The task
Find the lines holding the word "support" and collect them.

Input rows
#####

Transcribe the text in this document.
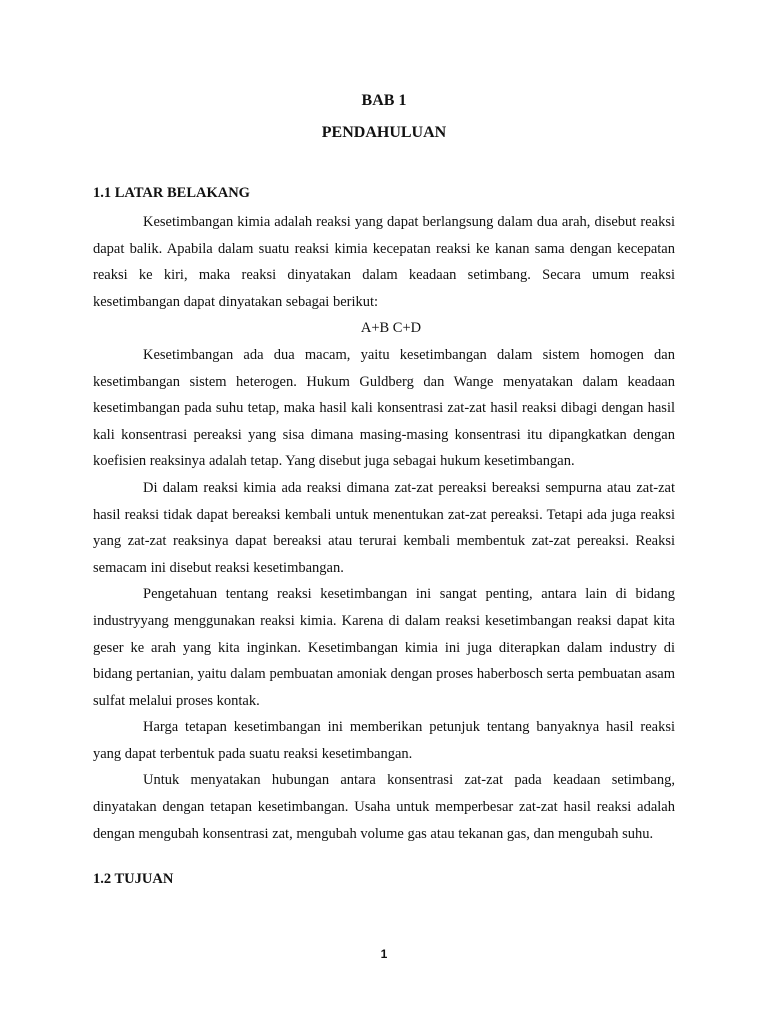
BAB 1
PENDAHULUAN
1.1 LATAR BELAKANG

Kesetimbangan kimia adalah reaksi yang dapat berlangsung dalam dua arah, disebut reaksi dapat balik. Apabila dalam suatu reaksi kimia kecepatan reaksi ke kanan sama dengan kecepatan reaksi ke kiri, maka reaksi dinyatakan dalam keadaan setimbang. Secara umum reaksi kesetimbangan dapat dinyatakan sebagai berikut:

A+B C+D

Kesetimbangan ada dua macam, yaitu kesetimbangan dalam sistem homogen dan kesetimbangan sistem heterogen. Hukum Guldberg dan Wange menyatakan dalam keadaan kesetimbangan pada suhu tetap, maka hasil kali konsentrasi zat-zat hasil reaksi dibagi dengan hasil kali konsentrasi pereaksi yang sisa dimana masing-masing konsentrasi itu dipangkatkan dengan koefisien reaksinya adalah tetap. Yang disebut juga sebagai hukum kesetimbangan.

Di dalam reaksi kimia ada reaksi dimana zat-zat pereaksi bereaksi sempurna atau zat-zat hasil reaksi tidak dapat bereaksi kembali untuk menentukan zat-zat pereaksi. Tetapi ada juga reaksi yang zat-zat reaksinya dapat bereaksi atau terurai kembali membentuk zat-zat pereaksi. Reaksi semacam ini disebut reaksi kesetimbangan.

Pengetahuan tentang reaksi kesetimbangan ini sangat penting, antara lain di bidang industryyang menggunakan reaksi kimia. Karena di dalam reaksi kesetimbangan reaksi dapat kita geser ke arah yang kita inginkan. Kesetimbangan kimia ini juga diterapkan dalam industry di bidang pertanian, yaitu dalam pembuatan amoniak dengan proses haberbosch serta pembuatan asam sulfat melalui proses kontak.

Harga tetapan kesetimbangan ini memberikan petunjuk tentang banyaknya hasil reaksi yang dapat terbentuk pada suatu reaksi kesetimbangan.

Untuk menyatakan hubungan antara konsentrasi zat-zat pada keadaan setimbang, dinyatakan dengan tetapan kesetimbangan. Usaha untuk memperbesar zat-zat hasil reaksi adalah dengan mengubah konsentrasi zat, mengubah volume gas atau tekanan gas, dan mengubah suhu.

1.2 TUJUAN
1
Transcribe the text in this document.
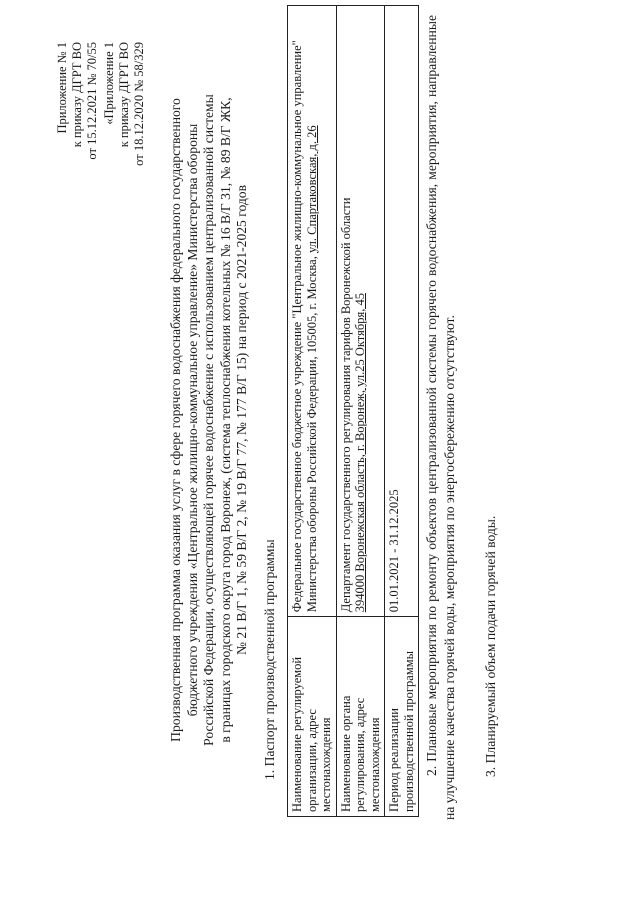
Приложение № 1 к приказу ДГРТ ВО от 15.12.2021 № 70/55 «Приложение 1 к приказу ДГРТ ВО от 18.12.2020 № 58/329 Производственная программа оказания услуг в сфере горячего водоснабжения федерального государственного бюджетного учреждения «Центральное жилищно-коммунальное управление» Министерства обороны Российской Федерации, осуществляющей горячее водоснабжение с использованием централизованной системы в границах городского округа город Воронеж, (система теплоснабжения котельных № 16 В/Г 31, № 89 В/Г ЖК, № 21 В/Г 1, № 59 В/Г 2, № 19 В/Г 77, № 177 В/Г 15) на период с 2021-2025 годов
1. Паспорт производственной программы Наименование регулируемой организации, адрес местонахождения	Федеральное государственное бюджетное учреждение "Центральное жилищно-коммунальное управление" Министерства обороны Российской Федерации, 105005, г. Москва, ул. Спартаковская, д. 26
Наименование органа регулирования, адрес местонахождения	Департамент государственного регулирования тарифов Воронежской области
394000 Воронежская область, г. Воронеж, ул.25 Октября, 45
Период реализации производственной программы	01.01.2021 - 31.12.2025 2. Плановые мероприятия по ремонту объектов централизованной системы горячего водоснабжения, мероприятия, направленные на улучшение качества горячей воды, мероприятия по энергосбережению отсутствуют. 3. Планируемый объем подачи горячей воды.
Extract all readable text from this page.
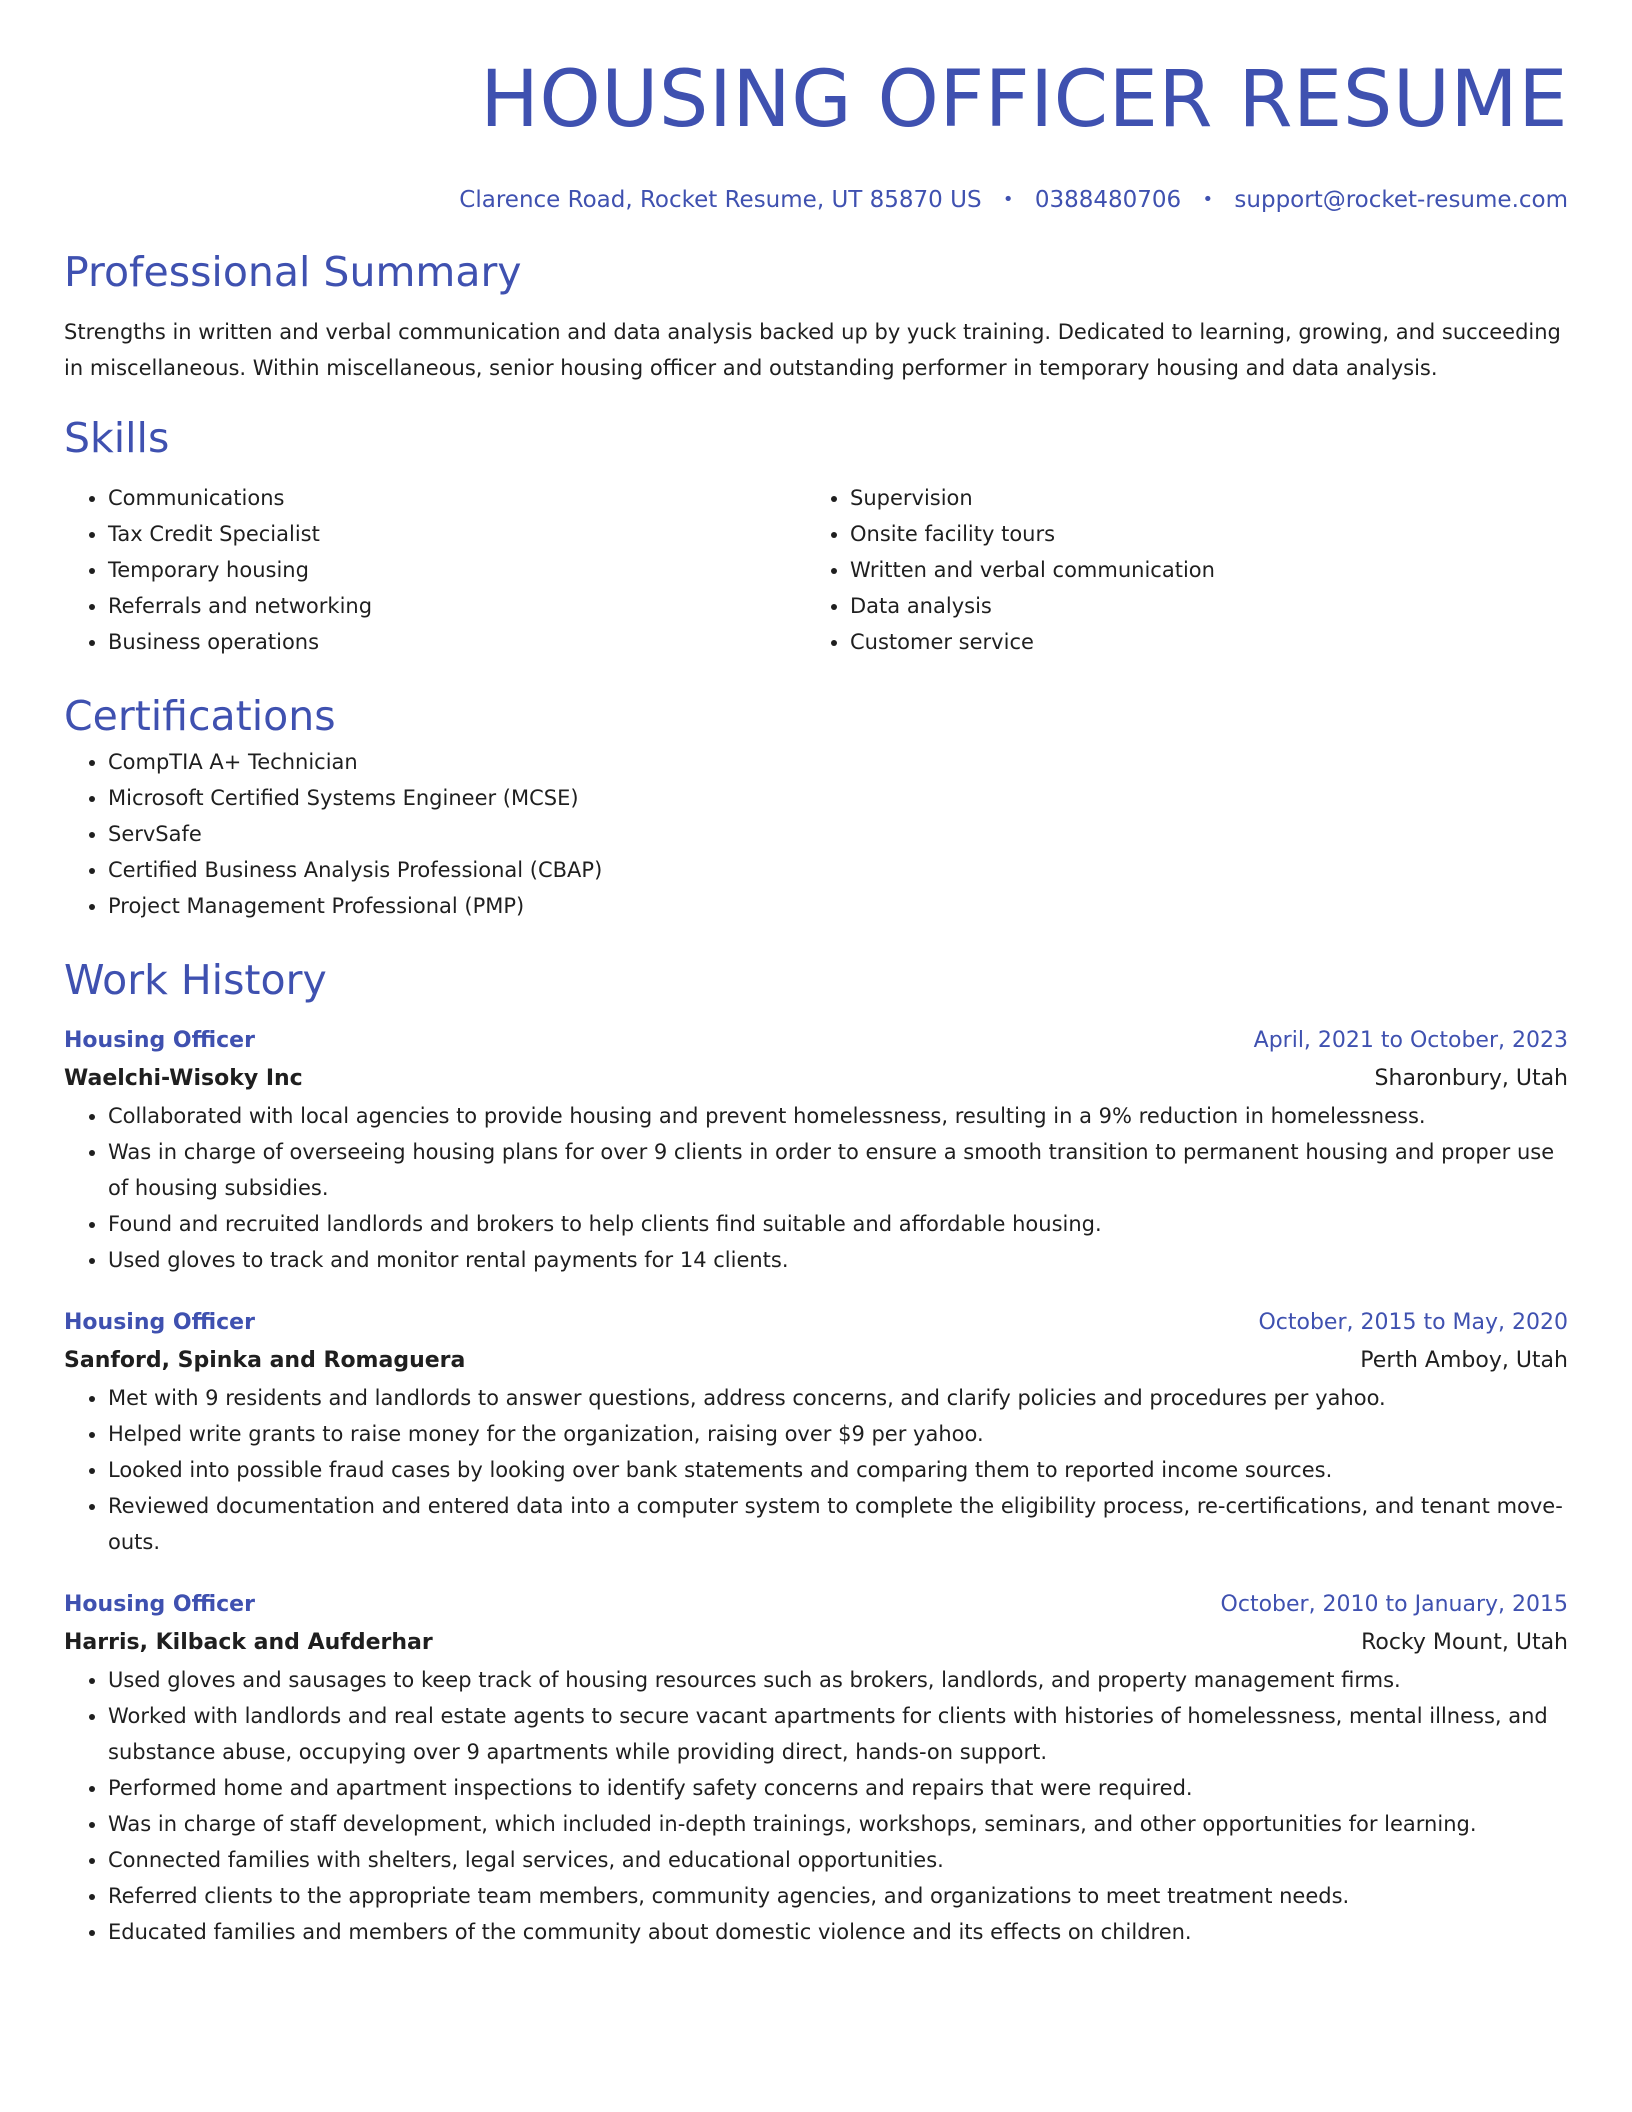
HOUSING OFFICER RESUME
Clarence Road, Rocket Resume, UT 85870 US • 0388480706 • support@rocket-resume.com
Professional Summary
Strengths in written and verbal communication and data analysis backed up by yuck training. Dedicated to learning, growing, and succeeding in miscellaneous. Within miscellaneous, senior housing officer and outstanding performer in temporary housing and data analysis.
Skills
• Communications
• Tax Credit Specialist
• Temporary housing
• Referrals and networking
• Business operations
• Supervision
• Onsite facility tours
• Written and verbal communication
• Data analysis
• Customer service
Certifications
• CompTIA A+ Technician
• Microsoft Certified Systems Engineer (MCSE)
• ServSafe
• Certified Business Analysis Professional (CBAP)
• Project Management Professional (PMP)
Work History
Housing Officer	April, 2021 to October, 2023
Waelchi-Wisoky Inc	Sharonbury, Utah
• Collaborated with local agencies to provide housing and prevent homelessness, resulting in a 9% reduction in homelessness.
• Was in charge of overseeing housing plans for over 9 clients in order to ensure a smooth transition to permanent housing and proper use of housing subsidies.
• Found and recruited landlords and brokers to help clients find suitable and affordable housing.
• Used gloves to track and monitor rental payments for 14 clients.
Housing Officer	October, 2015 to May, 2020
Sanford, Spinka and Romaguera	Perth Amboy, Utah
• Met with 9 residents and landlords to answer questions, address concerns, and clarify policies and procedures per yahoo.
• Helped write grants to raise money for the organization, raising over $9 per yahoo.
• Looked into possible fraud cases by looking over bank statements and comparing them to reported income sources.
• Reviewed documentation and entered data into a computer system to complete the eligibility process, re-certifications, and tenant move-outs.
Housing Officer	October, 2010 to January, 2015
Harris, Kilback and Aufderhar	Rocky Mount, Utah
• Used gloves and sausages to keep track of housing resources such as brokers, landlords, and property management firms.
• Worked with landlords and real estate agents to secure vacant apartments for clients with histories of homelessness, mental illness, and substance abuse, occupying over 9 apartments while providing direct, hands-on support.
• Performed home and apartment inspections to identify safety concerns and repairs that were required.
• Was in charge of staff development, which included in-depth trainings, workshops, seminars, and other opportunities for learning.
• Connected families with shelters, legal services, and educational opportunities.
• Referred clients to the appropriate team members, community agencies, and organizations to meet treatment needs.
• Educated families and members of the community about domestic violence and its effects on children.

#####

Written answer
Clarence Road, Rocket Resume, UT 85870 US • 0388480706 • support@rocket-resume.com
• Worked with landlords and real estate agents to secure vacant apartments for clients with histories of homelessness, mental illness, and substance abuse, occupying over 9 apartments while providing direct, hands-on support.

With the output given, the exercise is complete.